• **Exercise description**
Look through the listing for the word "SOUTH". Copy each line that has it.

• **Records shown**
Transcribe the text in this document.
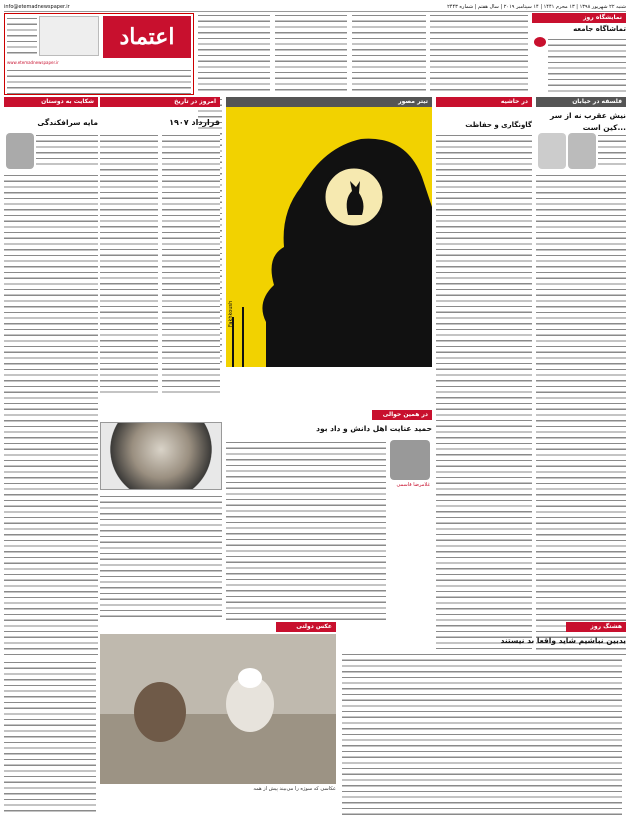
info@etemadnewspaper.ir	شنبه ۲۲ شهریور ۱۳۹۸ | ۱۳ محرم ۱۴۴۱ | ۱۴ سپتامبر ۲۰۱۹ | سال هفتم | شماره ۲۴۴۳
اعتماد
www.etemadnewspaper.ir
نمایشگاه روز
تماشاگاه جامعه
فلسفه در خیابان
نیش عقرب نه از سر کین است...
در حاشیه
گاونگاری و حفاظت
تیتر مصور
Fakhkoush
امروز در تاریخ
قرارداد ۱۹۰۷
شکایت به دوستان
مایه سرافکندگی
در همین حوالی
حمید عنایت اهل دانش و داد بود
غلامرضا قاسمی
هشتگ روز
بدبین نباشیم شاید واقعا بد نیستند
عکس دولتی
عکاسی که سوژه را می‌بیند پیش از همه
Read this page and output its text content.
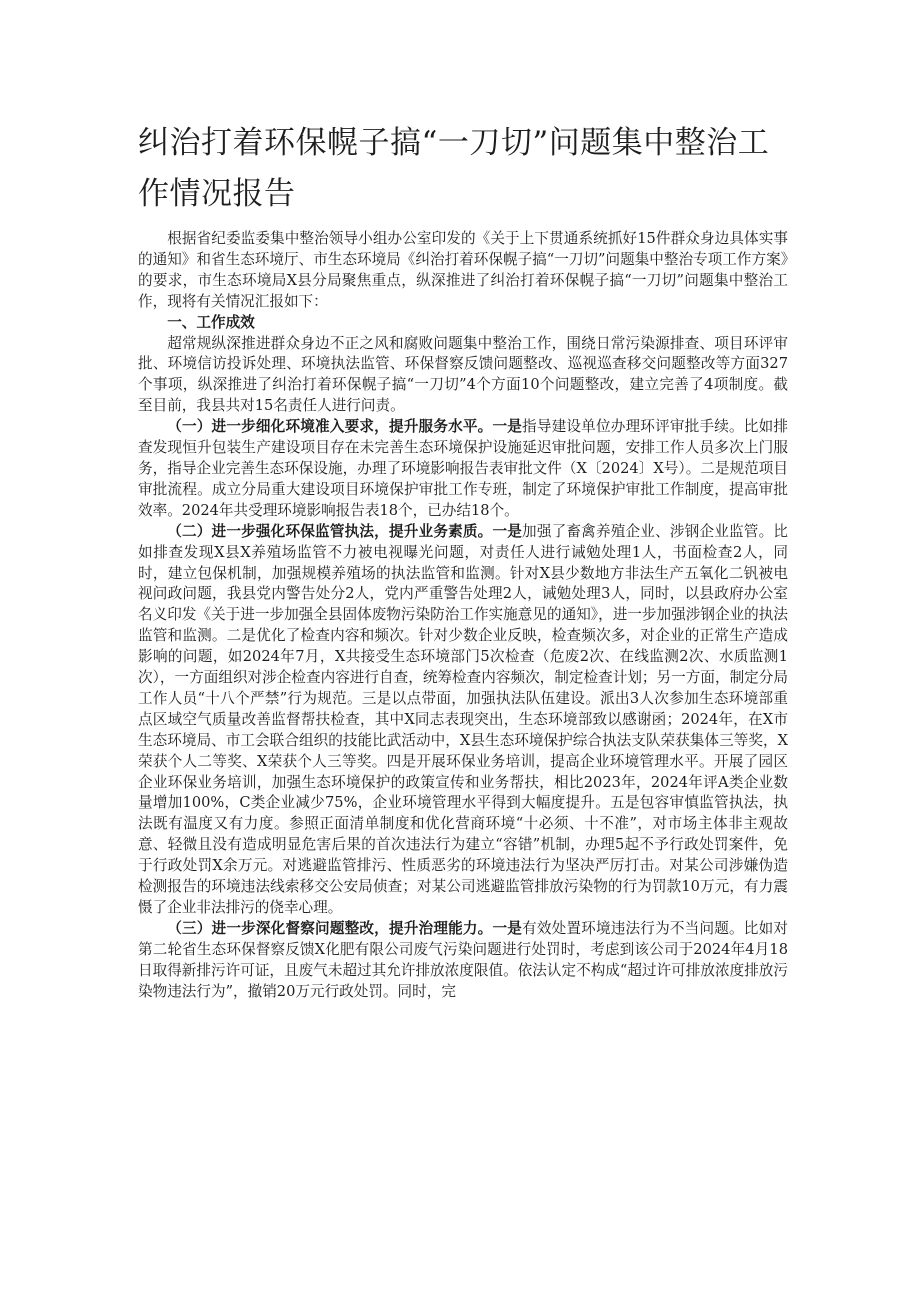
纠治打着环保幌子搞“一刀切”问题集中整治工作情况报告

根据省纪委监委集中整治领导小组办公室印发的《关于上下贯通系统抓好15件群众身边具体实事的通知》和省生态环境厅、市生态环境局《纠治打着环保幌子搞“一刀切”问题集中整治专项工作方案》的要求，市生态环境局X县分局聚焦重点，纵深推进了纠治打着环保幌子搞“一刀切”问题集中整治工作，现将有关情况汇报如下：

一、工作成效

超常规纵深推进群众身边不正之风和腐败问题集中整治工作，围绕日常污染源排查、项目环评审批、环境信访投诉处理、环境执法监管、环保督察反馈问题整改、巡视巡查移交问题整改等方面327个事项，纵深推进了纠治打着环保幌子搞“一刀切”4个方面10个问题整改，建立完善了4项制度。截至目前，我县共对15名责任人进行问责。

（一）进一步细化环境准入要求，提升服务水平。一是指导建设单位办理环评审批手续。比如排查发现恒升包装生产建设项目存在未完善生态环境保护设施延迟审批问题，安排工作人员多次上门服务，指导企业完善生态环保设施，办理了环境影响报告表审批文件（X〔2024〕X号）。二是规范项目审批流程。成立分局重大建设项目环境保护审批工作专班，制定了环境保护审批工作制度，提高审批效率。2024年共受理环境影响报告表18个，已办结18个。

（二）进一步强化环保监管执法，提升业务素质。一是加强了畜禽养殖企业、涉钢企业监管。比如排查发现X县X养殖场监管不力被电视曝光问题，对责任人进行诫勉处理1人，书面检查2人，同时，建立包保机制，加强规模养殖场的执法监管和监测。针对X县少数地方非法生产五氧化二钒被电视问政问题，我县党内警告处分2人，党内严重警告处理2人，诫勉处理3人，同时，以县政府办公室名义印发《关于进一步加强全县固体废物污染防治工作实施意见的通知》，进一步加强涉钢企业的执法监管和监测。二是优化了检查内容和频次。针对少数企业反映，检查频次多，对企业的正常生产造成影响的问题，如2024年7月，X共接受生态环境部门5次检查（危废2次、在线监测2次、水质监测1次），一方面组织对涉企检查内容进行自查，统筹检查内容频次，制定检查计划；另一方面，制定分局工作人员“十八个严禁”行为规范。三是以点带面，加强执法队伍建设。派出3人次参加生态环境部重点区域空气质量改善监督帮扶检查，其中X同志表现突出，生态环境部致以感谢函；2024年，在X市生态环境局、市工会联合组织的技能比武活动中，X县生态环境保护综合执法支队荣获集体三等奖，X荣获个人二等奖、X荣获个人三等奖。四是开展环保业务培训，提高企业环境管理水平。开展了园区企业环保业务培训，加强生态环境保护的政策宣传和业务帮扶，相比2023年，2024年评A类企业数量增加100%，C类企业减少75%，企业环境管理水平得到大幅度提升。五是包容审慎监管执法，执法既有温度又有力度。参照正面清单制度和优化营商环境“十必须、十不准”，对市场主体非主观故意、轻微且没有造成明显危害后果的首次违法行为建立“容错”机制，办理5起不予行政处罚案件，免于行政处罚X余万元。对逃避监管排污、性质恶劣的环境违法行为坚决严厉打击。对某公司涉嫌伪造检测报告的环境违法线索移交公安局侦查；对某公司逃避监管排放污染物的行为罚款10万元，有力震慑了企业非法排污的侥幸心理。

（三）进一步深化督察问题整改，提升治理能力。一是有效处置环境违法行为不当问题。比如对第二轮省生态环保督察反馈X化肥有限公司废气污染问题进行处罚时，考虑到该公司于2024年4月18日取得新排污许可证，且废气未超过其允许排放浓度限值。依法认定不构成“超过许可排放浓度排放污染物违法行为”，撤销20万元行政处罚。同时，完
* * *
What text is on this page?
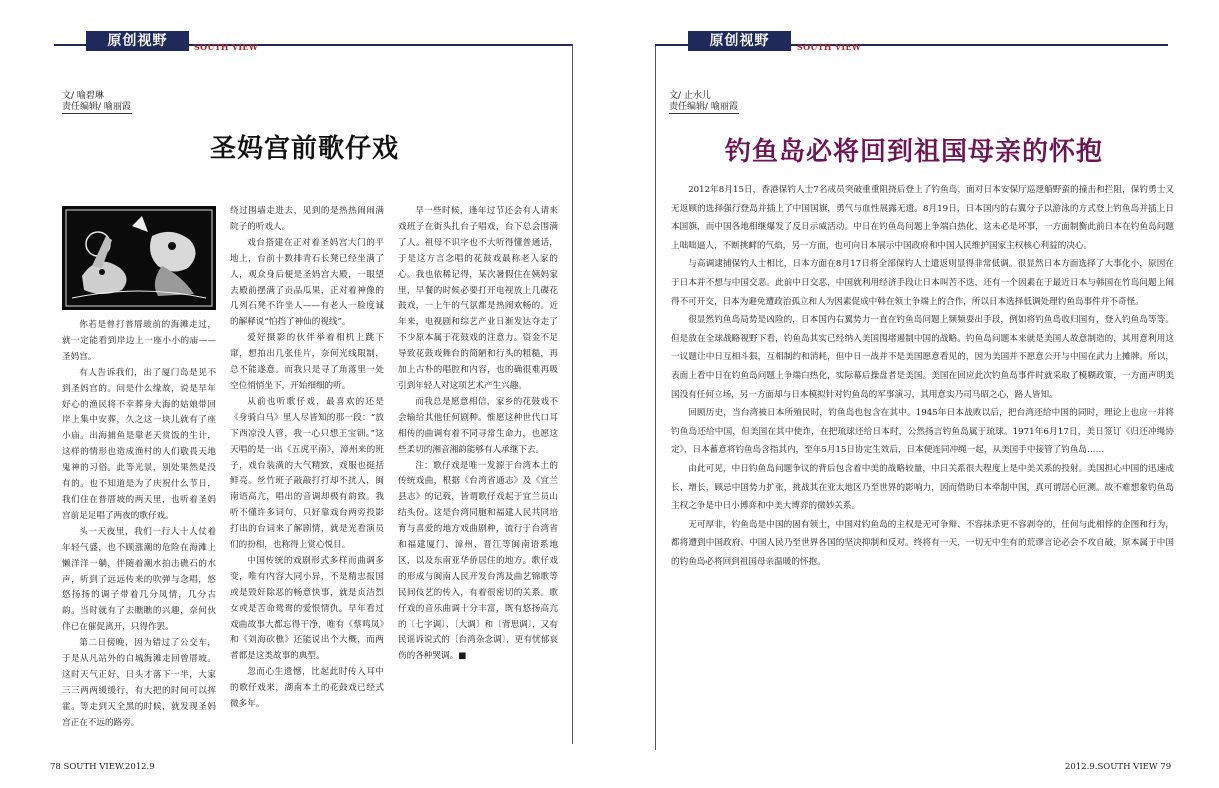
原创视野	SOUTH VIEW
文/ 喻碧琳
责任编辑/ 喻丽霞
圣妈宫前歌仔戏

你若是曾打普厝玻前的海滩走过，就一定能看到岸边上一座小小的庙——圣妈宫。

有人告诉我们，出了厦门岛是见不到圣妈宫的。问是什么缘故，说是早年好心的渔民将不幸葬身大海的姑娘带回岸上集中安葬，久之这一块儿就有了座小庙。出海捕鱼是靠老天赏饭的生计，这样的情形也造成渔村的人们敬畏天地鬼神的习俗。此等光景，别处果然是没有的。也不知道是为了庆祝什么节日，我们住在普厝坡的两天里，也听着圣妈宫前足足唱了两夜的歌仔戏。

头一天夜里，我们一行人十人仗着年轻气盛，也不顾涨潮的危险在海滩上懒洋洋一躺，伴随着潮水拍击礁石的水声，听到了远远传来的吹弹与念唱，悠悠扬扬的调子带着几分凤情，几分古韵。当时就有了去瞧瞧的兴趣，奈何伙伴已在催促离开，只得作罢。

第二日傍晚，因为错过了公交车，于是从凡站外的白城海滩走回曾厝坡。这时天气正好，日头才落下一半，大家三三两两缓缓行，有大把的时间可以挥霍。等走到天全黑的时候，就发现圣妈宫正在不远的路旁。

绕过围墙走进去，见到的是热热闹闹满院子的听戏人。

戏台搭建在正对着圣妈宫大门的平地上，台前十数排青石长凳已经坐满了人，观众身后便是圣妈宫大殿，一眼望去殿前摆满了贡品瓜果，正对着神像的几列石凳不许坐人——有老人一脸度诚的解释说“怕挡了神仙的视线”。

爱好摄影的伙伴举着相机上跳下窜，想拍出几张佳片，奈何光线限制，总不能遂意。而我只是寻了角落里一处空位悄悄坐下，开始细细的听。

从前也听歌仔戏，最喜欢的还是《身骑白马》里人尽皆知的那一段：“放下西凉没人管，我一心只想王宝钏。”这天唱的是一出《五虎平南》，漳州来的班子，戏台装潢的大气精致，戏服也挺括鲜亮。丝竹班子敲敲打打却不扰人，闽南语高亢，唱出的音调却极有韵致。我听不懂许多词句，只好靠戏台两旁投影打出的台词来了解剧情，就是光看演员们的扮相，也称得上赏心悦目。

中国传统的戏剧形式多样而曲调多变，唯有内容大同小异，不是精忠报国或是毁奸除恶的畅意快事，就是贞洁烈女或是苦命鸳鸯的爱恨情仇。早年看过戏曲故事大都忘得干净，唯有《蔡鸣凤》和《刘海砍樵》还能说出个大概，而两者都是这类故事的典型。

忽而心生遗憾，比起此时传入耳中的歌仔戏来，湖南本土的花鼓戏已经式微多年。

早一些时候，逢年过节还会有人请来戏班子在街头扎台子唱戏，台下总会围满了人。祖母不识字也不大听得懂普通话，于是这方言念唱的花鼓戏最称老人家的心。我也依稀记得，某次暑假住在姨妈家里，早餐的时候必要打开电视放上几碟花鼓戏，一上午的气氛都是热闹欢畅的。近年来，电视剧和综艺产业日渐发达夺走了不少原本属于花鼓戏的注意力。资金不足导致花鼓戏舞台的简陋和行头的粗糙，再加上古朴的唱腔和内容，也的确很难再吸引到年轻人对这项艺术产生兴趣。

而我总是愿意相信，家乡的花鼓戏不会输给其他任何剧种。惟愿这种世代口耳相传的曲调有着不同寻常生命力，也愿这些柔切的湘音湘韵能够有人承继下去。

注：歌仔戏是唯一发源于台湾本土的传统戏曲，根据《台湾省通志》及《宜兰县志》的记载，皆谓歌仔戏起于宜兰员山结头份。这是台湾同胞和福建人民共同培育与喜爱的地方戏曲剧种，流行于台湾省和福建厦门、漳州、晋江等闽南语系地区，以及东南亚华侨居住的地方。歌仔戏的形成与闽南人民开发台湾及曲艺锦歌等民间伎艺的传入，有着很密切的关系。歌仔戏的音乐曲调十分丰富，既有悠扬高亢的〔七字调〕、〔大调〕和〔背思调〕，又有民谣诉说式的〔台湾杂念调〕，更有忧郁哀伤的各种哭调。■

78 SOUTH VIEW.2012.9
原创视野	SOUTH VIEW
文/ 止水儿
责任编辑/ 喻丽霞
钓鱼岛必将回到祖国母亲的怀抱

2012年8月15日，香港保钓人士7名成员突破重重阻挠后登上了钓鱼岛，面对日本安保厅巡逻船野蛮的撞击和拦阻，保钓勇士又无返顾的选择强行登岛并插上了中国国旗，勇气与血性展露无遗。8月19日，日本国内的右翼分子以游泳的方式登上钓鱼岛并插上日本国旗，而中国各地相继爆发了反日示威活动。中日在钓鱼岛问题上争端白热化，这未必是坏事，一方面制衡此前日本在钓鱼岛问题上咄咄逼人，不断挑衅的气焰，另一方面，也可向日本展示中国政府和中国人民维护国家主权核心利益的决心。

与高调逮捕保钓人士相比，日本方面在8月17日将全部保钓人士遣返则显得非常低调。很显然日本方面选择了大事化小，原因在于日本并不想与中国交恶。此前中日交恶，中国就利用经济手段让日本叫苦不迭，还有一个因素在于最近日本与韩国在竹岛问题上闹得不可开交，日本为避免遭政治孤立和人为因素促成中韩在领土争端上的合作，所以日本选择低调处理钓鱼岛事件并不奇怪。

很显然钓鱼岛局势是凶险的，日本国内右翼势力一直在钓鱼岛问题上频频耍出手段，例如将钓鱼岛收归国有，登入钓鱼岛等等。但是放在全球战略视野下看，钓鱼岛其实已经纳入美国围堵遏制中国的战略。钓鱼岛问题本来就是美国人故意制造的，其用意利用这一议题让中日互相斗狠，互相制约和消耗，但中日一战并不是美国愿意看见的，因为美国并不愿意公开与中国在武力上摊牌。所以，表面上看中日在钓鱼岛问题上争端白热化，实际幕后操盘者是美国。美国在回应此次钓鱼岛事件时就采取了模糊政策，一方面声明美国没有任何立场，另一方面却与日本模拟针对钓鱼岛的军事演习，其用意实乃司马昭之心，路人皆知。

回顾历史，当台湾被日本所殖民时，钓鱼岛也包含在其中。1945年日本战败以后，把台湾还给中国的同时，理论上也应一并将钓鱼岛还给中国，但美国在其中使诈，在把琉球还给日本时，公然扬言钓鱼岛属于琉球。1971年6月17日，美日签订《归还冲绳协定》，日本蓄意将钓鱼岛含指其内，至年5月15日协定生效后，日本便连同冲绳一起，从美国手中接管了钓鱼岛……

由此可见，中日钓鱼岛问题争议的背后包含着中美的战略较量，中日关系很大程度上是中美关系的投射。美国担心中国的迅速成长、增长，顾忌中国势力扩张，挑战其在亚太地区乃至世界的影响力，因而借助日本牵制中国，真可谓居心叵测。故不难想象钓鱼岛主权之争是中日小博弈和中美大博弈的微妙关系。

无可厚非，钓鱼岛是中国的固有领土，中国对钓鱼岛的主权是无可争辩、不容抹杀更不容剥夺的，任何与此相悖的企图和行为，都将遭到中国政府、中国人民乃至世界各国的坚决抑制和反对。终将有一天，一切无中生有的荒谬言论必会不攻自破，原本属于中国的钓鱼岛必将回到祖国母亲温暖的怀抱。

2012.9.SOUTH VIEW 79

• **Exercise result**
原创视野	SOUTH VIEW
78 SOUTH VIEW.2012.9
原创视野	SOUTH VIEW
2012.9.SOUTH VIEW 79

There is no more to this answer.